# [INPUT DATA]
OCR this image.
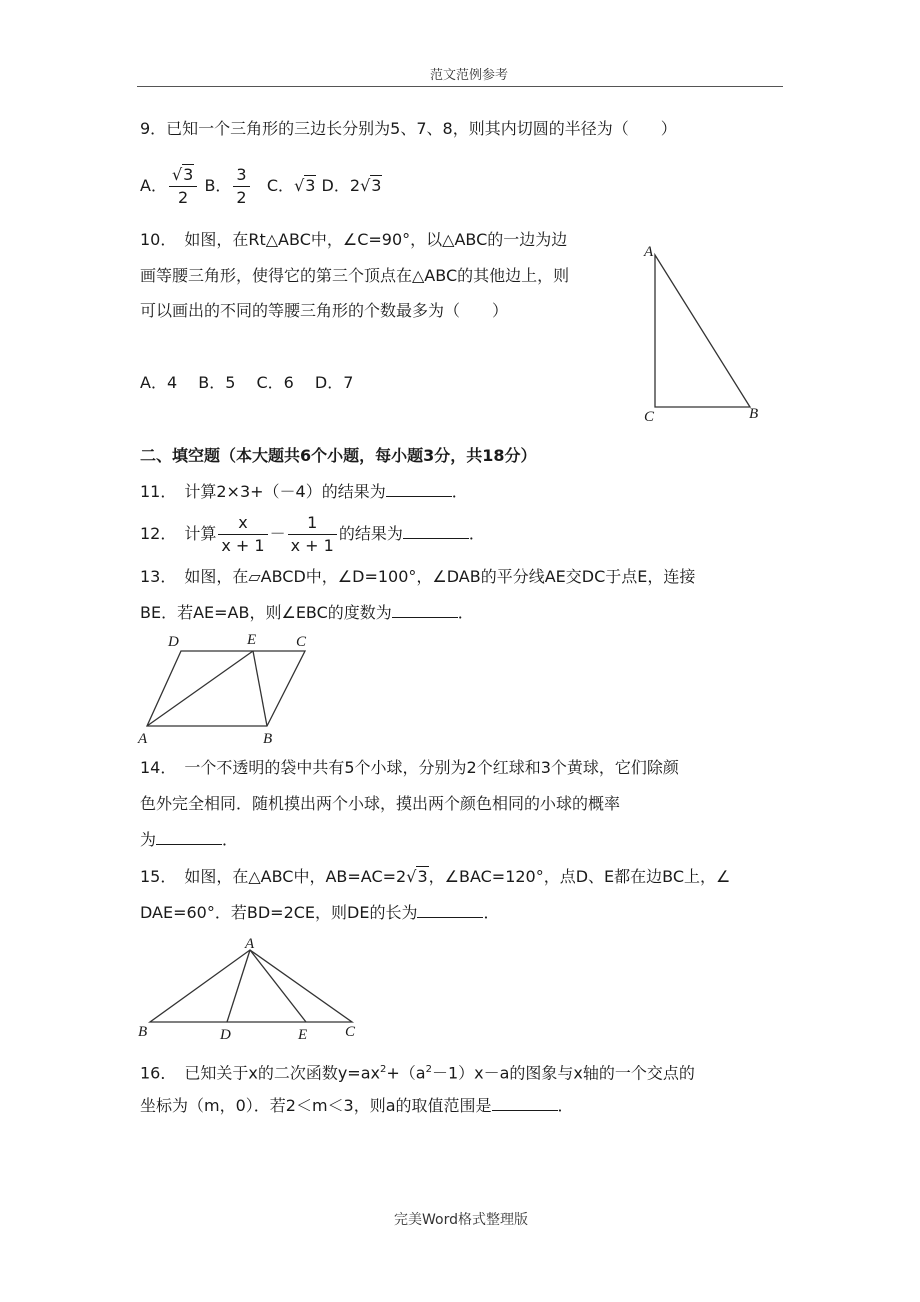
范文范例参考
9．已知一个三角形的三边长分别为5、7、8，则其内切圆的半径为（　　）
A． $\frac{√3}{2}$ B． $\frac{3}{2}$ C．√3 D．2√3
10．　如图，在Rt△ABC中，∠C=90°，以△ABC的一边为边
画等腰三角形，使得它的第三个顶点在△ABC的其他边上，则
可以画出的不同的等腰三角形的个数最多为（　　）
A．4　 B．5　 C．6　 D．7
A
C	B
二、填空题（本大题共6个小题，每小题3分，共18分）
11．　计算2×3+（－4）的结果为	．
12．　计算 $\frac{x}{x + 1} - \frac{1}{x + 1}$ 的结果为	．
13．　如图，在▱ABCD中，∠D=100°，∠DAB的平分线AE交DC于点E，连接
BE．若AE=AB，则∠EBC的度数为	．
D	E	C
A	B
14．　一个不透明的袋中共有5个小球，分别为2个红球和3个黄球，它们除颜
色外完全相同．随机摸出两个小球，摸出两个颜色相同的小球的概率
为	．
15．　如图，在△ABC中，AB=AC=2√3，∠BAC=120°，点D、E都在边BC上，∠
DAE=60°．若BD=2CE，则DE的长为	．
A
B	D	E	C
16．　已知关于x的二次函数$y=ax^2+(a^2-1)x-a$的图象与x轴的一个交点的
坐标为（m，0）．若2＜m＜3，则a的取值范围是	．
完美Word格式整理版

# [WHAT THE TASK ASKS]
Transcribe every entry above exactly. Omit all pictures.

# [EXERCISE SOLUTION]
OCR this image.
范文范例参考
9．已知一个三角形的三边长分别为5、7、8，则其内切圆的半径为（　　）
A． $\frac{√3}{2}$ B． $\frac{3}{2}$ C．√3 D．2√3
10．　如图，在Rt△ABC中，∠C=90°，以△ABC的一边为边
画等腰三角形，使得它的第三个顶点在△ABC的其他边上，则
可以画出的不同的等腰三角形的个数最多为（　　）
A．4　 B．5　 C．6　 D．7
A
C	B
二、填空题（本大题共6个小题，每小题3分，共18分）
11．　计算2×3+（－4）的结果为	．
12．　计算 $\frac{x}{x + 1} - \frac{1}{x + 1}$ 的结果为	．
13．　如图，在▱ABCD中，∠D=100°，∠DAB的平分线AE交DC于点E，连接
BE．若AE=AB，则∠EBC的度数为	．
D	E	C
A	B
14．　一个不透明的袋中共有5个小球，分别为2个红球和3个黄球，它们除颜
色外完全相同．随机摸出两个小球，摸出两个颜色相同的小球的概率
为	．
15．　如图，在△ABC中，AB=AC=2√3，∠BAC=120°，点D、E都在边BC上，∠
DAE=60°．若BD=2CE，则DE的长为	．
A
B	D	E	C
16．　已知关于x的二次函数$y=ax^2+(a^2-1)x-a$的图象与x轴的一个交点的
坐标为（m，0）．若2＜m＜3，则a的取值范围是	．
完美Word格式整理版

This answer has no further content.